**TASK TO CARRY OUT**
Take every line that has the string "ylabel" and copy it out.
begin AVAILABLE RECORDS
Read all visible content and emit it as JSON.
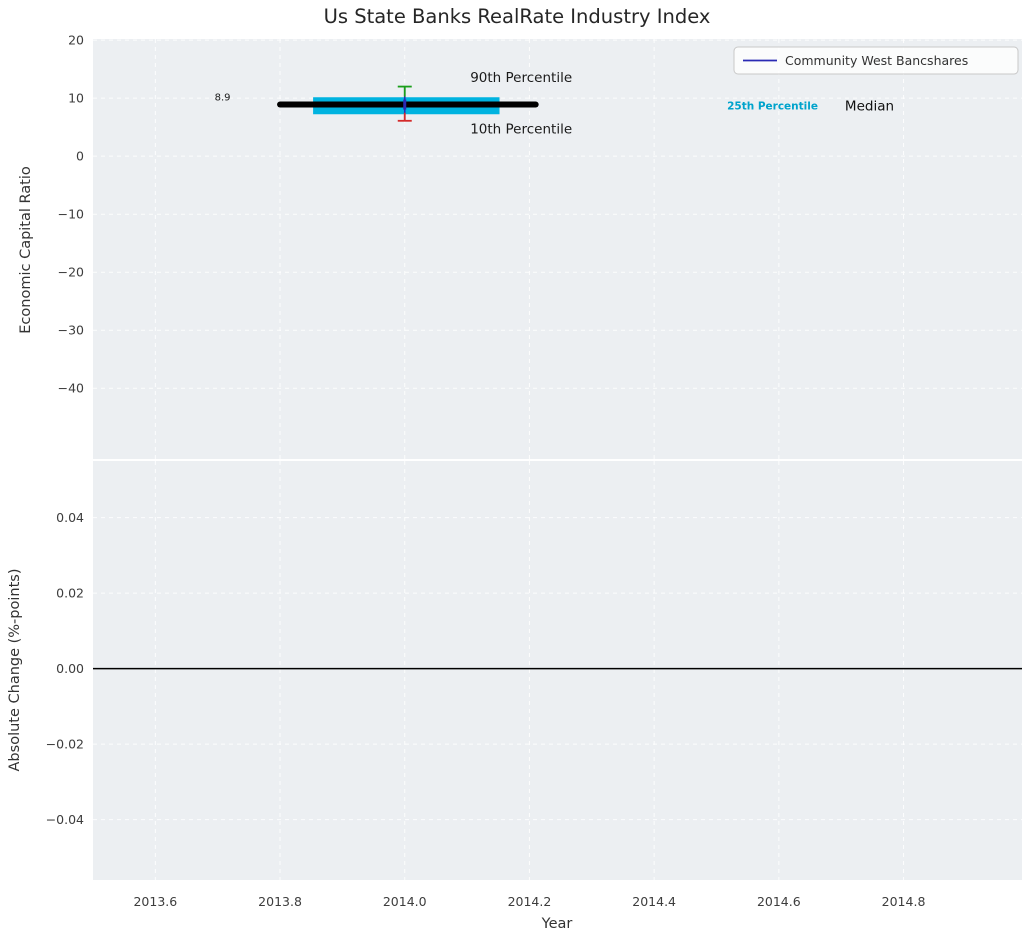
{
  "figure": {
    "title": "Us State Banks RealRate Industry Index"
  },
  "style": {
    "plot_bg": "#ECEFF2",
    "grid_color": "#ffffff",
    "legend_bg": "rgba(255,255,255,0.78)",
    "legend_border": "#c8c8c8",
    "accent_cyan": "#00b3e0",
    "company_color": "#2a2ab4"
  },
  "chart_data": [
    {
      "type": "line",
      "title": "Us State Banks RealRate Industry Index",
      "ylabel": "Economic Capital Ratio",
      "xlim": [
        2013.5,
        2014.99
      ],
      "ylim": [
        -52.2,
        20.2
      ],
      "grid": true,
      "yticks": {
        "values": [
          20,
          10,
          0,
          -10,
          -20,
          -30,
          -40
        ],
        "labels": [
          "20",
          "10",
          "0",
          "−10",
          "−20",
          "−30",
          "−40"
        ]
      },
      "xticks": {
        "values": [
          2013.6,
          2013.8,
          2014.0,
          2014.2,
          2014.4,
          2014.6,
          2014.8
        ],
        "labels": [
          "2013.6",
          "2013.8",
          "2014.0",
          "2014.2",
          "2014.4",
          "2014.6",
          "2014.8"
        ],
        "show_labels": false
      },
      "legend": {
        "position": "upper right",
        "entries": [
          {
            "label": "Community West Bancshares",
            "color": "#2a2ab4"
          }
        ]
      },
      "series": [
        {
          "name": "Community West Bancshares",
          "color": "#2a2ab4",
          "x": [
            2014.0
          ],
          "y": [
            8.9
          ]
        }
      ],
      "industry_percentiles": {
        "x_center": 2014.0,
        "band_x": [
          2013.853,
          2014.152
        ],
        "median_x": [
          2013.8,
          2014.21
        ],
        "p10": 6.1,
        "p25": 8.7,
        "median": 8.9,
        "p90": 12.0,
        "colors": {
          "p25_band": "#00b3e0",
          "median": "#000000",
          "p90_cap": "#1a9e1a",
          "p10_cap": "#d42a2a",
          "whisker": "#2a2ab4"
        }
      },
      "annotations": [
        {
          "text": "90th Percentile",
          "x": 2014.105,
          "y": 13.5,
          "size": 13.5,
          "color": "#1a1a1a",
          "weight": "normal",
          "anchor": "start"
        },
        {
          "text": "10th Percentile",
          "x": 2014.105,
          "y": 4.6,
          "size": 13.5,
          "color": "#1a1a1a",
          "weight": "normal",
          "anchor": "start"
        },
        {
          "text": "8.9",
          "x": 2013.695,
          "y": 10.0,
          "size": 10,
          "color": "#1a1a1a",
          "weight": "normal",
          "anchor": "start"
        },
        {
          "text": "25th Percentile",
          "x": 2014.517,
          "y": 8.6,
          "size": 10.5,
          "color": "#00a3cc",
          "weight": "bold",
          "anchor": "start"
        },
        {
          "text": "Median",
          "x": 2014.706,
          "y": 8.6,
          "size": 13.5,
          "color": "#111111",
          "weight": "normal",
          "anchor": "start"
        }
      ]
    },
    {
      "type": "line",
      "ylabel": "Absolute Change (%-points)",
      "xlabel": "Year",
      "xlim": [
        2013.5,
        2014.99
      ],
      "ylim": [
        -0.056,
        0.055
      ],
      "grid": true,
      "yticks": {
        "values": [
          0.04,
          0.02,
          0,
          -0.02,
          -0.04
        ],
        "labels": [
          "0.04",
          "0.02",
          "0.00",
          "−0.02",
          "−0.04"
        ]
      },
      "xticks": {
        "values": [
          2013.6,
          2013.8,
          2014.0,
          2014.2,
          2014.4,
          2014.6,
          2014.8
        ],
        "labels": [
          "2013.6",
          "2013.8",
          "2014.0",
          "2014.2",
          "2014.4",
          "2014.6",
          "2014.8"
        ],
        "show_labels": true
      },
      "zero_line": {
        "y": 0.0,
        "color": "#000000"
      },
      "series": []
    }
  ]
}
end AVAILABLE RECORDS
**OUTPUT OF THE EXERCISE**
      "ylabel": "Economic Capital Ratio",
      "ylabel": "Absolute Change (%-points)",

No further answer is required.